STATED EXERCISE —
Find and copy lines holding "Mass".

[Dataset excerpt]
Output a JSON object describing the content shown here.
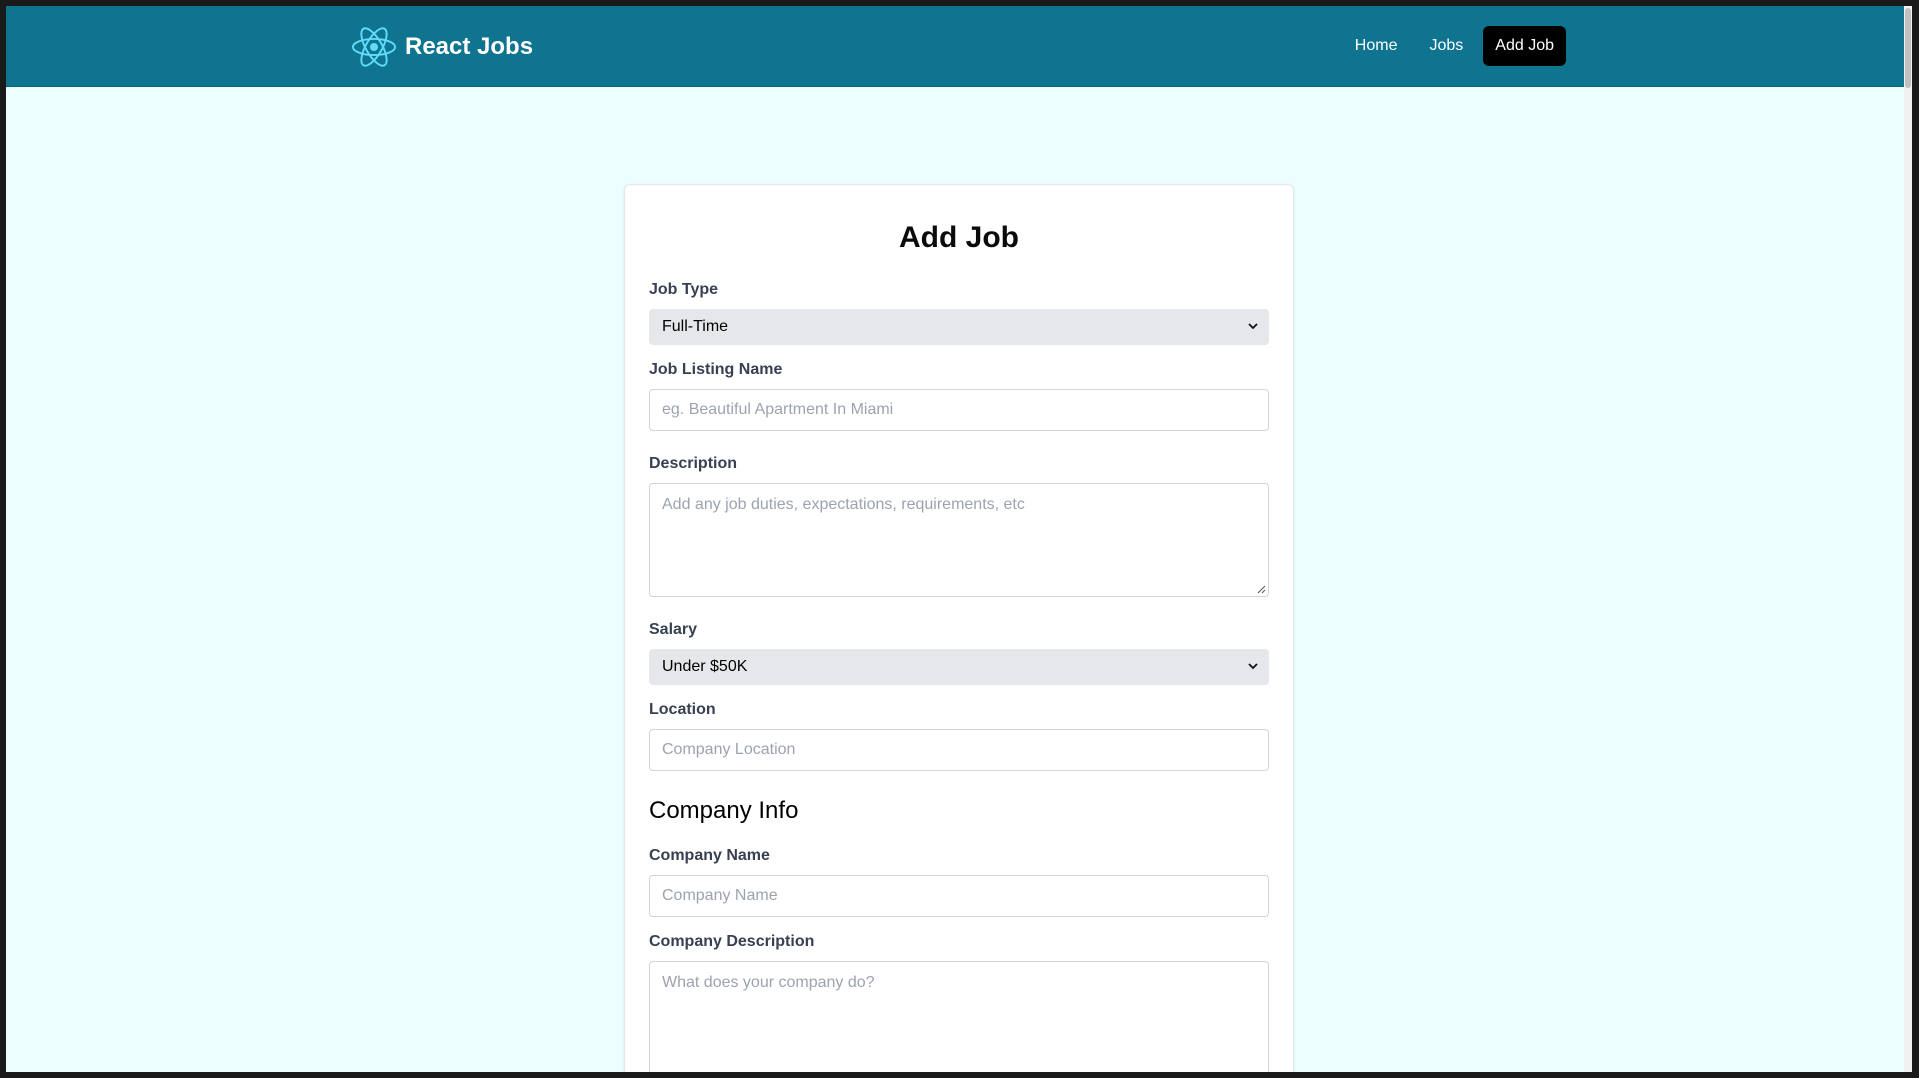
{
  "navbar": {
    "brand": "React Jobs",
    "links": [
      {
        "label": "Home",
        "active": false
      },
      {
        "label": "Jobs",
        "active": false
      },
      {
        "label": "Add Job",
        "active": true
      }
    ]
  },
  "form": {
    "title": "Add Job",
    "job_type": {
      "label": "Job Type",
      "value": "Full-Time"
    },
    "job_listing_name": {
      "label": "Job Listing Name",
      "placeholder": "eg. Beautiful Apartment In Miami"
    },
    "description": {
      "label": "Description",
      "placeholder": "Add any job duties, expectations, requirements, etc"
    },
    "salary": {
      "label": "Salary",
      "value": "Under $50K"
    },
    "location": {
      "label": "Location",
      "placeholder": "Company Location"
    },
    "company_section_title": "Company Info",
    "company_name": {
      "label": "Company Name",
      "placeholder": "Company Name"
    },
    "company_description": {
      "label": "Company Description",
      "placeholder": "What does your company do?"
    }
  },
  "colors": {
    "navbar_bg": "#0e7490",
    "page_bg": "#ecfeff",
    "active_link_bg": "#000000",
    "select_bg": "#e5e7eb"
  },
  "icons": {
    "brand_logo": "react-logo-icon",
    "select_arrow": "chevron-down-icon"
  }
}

* * *

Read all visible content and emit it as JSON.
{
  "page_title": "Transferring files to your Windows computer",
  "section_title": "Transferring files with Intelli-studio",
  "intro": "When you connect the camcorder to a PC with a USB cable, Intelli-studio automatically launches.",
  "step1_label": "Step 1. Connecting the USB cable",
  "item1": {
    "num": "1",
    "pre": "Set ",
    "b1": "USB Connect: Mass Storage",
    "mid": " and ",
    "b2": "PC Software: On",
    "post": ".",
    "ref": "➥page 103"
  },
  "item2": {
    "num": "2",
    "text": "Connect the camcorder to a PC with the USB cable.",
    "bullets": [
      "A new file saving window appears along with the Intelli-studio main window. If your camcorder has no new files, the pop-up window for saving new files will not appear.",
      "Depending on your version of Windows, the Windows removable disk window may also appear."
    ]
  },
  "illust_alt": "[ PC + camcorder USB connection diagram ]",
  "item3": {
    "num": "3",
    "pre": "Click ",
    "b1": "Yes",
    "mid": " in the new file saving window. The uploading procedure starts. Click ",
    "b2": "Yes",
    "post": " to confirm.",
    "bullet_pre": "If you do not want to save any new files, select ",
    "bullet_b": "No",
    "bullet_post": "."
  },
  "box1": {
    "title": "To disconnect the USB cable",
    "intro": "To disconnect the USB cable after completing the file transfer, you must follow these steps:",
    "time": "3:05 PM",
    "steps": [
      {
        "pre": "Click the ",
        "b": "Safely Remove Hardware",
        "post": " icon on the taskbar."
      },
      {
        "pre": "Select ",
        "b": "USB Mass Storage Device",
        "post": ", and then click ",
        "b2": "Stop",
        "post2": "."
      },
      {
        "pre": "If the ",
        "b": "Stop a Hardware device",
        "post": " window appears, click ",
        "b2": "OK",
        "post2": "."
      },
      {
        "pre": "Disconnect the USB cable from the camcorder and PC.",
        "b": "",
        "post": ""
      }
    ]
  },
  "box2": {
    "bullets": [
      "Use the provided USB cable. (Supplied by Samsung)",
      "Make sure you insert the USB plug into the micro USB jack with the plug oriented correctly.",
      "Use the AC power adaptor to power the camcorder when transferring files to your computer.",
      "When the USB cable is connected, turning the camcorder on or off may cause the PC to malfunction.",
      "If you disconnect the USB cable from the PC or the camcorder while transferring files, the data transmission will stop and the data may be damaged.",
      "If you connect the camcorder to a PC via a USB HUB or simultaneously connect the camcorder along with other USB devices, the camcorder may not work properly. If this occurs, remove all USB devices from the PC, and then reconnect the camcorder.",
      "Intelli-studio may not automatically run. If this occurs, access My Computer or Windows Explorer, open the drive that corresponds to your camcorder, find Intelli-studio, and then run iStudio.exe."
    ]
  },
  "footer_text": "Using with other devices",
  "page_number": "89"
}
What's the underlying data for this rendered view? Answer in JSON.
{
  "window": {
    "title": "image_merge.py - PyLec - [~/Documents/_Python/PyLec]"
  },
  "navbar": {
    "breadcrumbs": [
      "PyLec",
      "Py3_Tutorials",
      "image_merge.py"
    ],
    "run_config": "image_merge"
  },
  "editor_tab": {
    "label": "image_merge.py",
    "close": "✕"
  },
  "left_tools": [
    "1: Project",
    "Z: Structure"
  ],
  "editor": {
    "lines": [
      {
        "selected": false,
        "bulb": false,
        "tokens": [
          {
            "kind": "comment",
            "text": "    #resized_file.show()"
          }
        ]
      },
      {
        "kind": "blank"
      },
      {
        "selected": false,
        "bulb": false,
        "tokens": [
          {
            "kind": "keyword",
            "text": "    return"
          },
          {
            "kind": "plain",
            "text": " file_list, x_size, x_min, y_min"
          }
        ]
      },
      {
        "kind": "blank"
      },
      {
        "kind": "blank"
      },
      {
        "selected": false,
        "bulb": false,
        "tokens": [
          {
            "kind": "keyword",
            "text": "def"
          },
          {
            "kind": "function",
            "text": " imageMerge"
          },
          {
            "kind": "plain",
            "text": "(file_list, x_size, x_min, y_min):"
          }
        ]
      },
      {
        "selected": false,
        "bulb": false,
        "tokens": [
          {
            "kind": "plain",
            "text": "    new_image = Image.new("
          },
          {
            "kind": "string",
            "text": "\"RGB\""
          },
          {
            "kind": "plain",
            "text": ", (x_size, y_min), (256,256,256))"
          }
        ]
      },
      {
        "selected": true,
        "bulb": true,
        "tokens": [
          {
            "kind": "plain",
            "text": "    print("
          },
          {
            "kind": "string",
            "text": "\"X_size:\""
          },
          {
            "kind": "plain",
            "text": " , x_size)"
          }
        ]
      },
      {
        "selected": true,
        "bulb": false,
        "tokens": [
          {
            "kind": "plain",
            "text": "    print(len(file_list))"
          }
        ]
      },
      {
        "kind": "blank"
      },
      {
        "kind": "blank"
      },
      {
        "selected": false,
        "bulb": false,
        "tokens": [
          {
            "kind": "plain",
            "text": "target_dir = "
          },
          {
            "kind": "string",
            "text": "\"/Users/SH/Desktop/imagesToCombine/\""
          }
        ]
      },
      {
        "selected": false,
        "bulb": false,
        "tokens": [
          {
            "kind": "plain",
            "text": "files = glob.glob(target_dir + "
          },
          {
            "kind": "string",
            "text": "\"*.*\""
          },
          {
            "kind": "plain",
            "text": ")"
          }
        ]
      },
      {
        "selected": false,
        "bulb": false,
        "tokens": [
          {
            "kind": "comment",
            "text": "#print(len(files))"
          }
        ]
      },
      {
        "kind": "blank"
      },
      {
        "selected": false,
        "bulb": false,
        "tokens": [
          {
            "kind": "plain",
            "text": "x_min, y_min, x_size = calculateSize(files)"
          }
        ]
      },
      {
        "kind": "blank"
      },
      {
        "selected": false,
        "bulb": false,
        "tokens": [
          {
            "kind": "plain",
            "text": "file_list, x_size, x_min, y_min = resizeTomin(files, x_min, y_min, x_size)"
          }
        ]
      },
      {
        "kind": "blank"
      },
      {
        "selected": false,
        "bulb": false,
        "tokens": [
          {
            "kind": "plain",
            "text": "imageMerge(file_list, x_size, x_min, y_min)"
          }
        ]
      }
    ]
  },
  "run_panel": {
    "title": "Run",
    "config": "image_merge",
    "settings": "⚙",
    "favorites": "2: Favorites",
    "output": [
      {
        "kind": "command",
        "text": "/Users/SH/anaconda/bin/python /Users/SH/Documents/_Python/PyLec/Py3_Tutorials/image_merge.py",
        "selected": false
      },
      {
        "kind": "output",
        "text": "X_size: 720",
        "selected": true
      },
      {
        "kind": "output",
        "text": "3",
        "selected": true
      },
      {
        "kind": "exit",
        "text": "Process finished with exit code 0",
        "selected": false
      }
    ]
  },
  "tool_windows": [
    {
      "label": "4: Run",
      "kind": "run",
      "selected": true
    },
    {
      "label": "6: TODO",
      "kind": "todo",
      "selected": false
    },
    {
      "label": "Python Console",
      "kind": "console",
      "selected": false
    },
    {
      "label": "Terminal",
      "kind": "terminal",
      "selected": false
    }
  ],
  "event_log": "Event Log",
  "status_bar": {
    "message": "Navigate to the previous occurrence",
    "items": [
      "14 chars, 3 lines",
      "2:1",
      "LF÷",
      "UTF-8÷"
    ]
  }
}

PROBLEM SOLUTION —
    "b1": "USB Connect: Mass Storage",
        "b": "USB Mass Storage Device",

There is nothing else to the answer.